┌──

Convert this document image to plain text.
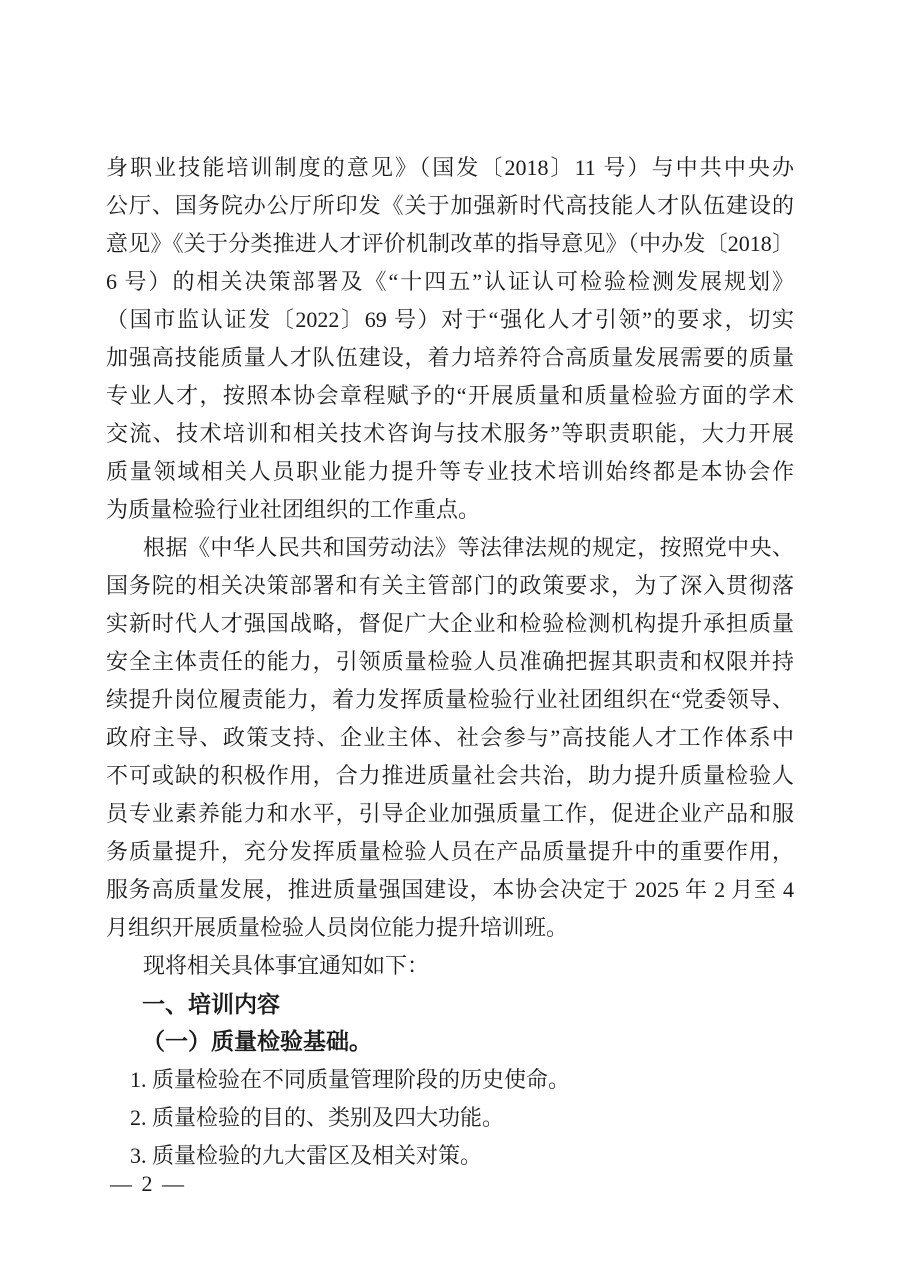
身职业技能培训制度的意见》（国发〔2018〕11 号）与中共中央办
公厅、国务院办公厅所印发《关于加强新时代高技能人才队伍建设的
意见》《关于分类推进人才评价机制改革的指导意见》（中办发〔2018〕
6 号）的相关决策部署及《“十四五”认证认可检验检测发展规划》
（国市监认证发〔2022〕69 号）对于“强化人才引领”的要求，切实
加强高技能质量人才队伍建设，着力培养符合高质量发展需要的质量
专业人才，按照本协会章程赋予的“开展质量和质量检验方面的学术
交流、技术培训和相关技术咨询与技术服务”等职责职能，大力开展
质量领域相关人员职业能力提升等专业技术培训始终都是本协会作
为质量检验行业社团组织的工作重点。
根据《中华人民共和国劳动法》等法律法规的规定，按照党中央、
国务院的相关决策部署和有关主管部门的政策要求，为了深入贯彻落
实新时代人才强国战略，督促广大企业和检验检测机构提升承担质量
安全主体责任的能力，引领质量检验人员准确把握其职责和权限并持
续提升岗位履责能力，着力发挥质量检验行业社团组织在“党委领导、
政府主导、政策支持、企业主体、社会参与”高技能人才工作体系中
不可或缺的积极作用，合力推进质量社会共治，助力提升质量检验人
员专业素养能力和水平，引导企业加强质量工作，促进企业产品和服
务质量提升，充分发挥质量检验人员在产品质量提升中的重要作用，
服务高质量发展，推进质量强国建设，本协会决定于 2025 年 2 月至 4
月组织开展质量检验人员岗位能力提升培训班。
现将相关具体事宜通知如下：
一、培训内容
（一）质量检验基础。
1. 质量检验在不同质量管理阶段的历史使命。
2. 质量检验的目的、类别及四大功能。
3. 质量检验的九大雷区及相关对策。
— 2 —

└──

Give back the whole listing as it stands, minus its pictures.

Convert this document image to plain text.
身职业技能培训制度的意见》（国发〔2018〕11 号）与中共中央办
公厅、国务院办公厅所印发《关于加强新时代高技能人才队伍建设的
意见》《关于分类推进人才评价机制改革的指导意见》（中办发〔2018〕
6 号）的相关决策部署及《“十四五”认证认可检验检测发展规划》
（国市监认证发〔2022〕69 号）对于“强化人才引领”的要求，切实
加强高技能质量人才队伍建设，着力培养符合高质量发展需要的质量
专业人才，按照本协会章程赋予的“开展质量和质量检验方面的学术
交流、技术培训和相关技术咨询与技术服务”等职责职能，大力开展
质量领域相关人员职业能力提升等专业技术培训始终都是本协会作
为质量检验行业社团组织的工作重点。
根据《中华人民共和国劳动法》等法律法规的规定，按照党中央、
国务院的相关决策部署和有关主管部门的政策要求，为了深入贯彻落
实新时代人才强国战略，督促广大企业和检验检测机构提升承担质量
安全主体责任的能力，引领质量检验人员准确把握其职责和权限并持
续提升岗位履责能力，着力发挥质量检验行业社团组织在“党委领导、
政府主导、政策支持、企业主体、社会参与”高技能人才工作体系中
不可或缺的积极作用，合力推进质量社会共治，助力提升质量检验人
员专业素养能力和水平，引导企业加强质量工作，促进企业产品和服
务质量提升，充分发挥质量检验人员在产品质量提升中的重要作用，
服务高质量发展，推进质量强国建设，本协会决定于 2025 年 2 月至 4
月组织开展质量检验人员岗位能力提升培训班。
现将相关具体事宜通知如下：
一、培训内容
（一）质量检验基础。
1. 质量检验在不同质量管理阶段的历史使命。
2. 质量检验的目的、类别及四大功能。
3. 质量检验的九大雷区及相关对策。
— 2 —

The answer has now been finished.